EXERCISE DETAILS:
Compile every line that includes the word "Цена".

-*-*-

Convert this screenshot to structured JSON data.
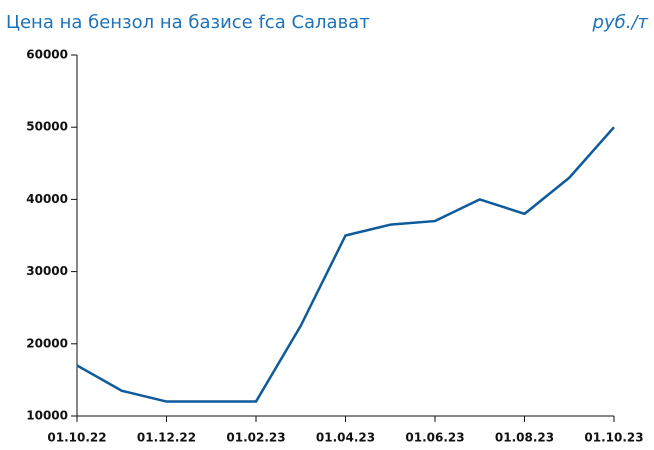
{
  "chart_data": {
    "type": "line",
    "title": "Цена на бензол на базисе fca Салават",
    "unit_label": "руб./т",
    "categories": [
      "01.10.22",
      null,
      "01.12.22",
      null,
      "01.02.23",
      null,
      "01.04.23",
      null,
      "01.06.23",
      null,
      "01.08.23",
      null,
      "01.10.23"
    ],
    "series": [
      {
        "name": "Цена",
        "color": "#0d5b9a",
        "values": [
          17000,
          13500,
          12000,
          12000,
          12000,
          22500,
          35000,
          36500,
          37000,
          40000,
          38000,
          43000,
          50000
        ]
      }
    ],
    "ylim": [
      10000,
      60000
    ],
    "yticks": [
      10000,
      20000,
      30000,
      40000,
      50000,
      60000
    ],
    "grid": false,
    "legend": false
  }
}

-*-*-

CORRECT RESPONSE:
    "title": "Цена на бензол на базисе fca Салават",
        "name": "Цена",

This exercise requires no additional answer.